┌─ Records supplied
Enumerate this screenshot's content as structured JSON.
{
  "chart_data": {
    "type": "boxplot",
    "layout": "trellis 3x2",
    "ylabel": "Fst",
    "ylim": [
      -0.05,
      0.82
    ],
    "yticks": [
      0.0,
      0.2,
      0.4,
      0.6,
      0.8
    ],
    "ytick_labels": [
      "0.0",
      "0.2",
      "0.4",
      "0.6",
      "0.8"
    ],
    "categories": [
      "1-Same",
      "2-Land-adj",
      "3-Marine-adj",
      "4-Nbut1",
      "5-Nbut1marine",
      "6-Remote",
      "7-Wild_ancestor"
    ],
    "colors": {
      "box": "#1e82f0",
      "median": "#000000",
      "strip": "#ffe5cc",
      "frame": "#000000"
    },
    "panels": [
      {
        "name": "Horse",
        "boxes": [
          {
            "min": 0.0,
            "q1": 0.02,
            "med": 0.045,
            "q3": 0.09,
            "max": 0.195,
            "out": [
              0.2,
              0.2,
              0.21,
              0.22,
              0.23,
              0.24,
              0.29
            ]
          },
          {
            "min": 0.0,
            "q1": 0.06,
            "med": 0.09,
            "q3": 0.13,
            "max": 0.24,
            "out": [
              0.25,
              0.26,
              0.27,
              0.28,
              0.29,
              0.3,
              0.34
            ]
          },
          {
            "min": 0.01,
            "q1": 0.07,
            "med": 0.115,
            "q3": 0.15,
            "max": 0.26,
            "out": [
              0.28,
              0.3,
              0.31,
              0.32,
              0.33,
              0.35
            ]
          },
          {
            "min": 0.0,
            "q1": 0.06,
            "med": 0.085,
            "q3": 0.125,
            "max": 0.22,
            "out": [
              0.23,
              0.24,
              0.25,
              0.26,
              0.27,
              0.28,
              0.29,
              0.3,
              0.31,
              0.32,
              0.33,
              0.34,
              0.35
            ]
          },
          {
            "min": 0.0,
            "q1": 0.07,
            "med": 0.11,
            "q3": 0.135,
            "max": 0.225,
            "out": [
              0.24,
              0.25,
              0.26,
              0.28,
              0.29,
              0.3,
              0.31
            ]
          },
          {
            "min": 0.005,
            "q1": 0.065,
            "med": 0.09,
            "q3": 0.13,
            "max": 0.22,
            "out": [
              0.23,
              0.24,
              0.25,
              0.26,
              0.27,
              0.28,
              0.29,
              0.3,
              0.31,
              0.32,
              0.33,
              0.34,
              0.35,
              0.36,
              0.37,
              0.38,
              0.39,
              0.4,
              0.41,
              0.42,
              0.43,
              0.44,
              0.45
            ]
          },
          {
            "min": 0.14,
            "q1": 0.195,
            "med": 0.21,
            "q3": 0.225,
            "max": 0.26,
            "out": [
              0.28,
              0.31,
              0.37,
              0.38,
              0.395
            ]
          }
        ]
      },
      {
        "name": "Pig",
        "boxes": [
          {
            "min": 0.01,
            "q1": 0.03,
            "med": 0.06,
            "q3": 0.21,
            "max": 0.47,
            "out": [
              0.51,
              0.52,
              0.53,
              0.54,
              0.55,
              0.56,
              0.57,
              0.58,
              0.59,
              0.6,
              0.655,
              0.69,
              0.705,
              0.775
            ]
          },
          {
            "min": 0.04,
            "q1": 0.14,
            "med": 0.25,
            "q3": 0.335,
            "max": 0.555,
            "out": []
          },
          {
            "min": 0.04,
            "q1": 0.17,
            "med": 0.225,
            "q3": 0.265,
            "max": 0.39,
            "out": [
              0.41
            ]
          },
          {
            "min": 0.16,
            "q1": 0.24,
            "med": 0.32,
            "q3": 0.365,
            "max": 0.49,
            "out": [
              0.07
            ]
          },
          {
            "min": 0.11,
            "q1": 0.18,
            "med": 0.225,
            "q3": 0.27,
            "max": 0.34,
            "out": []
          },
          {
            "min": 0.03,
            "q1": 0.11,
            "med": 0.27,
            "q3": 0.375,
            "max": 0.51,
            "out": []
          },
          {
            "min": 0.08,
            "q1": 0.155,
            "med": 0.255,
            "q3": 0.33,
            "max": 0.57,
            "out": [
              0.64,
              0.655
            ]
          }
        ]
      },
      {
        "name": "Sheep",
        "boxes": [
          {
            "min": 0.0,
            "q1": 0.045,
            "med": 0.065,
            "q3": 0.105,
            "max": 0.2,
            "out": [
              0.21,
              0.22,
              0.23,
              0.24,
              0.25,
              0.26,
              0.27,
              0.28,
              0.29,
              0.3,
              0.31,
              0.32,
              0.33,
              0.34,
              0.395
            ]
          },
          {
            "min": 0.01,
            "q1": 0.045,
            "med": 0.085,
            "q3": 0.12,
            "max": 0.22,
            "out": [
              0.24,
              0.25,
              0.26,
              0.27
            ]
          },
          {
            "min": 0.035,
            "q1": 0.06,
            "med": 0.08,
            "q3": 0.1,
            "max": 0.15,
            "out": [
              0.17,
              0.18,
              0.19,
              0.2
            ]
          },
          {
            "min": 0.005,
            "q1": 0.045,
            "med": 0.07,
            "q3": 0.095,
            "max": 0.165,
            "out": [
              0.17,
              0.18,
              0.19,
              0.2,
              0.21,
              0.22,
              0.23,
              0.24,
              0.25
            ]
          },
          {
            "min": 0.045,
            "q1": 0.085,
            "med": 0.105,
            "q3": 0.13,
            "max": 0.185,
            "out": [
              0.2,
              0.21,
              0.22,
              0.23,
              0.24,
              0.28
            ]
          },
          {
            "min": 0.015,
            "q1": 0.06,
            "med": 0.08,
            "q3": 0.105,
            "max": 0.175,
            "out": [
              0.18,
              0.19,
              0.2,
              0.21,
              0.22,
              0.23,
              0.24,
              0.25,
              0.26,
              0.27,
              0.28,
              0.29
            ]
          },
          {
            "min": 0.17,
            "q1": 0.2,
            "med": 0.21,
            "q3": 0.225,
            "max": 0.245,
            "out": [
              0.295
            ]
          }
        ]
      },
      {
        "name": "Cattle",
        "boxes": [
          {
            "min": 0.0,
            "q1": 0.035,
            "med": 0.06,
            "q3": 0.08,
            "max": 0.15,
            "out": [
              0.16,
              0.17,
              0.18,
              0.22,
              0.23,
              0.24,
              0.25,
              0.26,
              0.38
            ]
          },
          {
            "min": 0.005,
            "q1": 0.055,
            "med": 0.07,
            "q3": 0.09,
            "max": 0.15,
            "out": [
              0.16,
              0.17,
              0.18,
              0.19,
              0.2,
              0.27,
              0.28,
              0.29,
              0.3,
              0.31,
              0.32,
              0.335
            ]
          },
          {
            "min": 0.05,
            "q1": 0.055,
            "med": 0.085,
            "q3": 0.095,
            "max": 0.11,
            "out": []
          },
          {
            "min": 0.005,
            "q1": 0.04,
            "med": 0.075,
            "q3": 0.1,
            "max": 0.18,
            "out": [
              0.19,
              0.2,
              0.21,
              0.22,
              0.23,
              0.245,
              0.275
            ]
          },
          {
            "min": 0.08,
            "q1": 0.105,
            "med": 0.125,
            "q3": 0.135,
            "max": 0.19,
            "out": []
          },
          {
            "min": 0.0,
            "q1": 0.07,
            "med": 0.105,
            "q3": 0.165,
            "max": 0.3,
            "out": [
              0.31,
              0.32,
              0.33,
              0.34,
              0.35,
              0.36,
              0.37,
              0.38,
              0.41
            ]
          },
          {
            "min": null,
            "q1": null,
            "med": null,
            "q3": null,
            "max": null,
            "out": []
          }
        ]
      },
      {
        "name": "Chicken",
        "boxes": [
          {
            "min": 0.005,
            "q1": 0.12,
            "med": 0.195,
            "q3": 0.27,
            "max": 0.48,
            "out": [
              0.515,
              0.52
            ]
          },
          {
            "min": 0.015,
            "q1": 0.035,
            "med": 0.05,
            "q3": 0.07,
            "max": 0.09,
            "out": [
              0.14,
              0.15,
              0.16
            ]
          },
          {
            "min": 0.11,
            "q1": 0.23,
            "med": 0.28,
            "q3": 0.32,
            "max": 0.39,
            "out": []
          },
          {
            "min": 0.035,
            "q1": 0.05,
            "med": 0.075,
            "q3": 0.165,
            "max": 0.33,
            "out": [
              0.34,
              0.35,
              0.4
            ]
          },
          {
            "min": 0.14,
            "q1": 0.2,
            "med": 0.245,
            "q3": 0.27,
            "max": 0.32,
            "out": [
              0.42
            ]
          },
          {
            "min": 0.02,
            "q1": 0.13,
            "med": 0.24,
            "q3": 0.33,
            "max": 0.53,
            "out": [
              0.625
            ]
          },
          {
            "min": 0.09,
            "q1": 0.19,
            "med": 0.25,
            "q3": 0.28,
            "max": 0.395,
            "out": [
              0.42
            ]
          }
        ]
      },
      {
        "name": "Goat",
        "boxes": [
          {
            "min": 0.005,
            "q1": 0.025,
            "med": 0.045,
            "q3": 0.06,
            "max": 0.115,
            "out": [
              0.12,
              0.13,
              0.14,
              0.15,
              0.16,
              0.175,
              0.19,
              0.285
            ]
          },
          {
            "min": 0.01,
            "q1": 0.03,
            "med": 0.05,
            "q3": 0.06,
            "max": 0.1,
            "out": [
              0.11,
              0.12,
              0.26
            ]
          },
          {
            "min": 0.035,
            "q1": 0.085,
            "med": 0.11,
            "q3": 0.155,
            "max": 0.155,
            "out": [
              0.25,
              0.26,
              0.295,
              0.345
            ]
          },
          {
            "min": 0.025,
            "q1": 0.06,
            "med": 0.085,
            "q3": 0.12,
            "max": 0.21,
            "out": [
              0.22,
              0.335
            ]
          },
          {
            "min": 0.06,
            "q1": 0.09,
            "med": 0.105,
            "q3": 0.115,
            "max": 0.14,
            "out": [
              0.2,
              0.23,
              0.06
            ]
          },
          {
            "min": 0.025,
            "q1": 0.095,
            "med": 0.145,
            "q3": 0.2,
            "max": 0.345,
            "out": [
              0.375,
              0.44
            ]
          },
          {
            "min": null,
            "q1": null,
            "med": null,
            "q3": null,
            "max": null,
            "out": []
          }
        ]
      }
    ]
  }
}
└─
= What the task asks =
Gather and copy every line of the data in which the string "name" is found.

= Solution to this problem =
        "name": "Horse",
        "name": "Pig",
        "name": "Sheep",
        "name": "Cattle",
        "name": "Chicken",
        "name": "Goat",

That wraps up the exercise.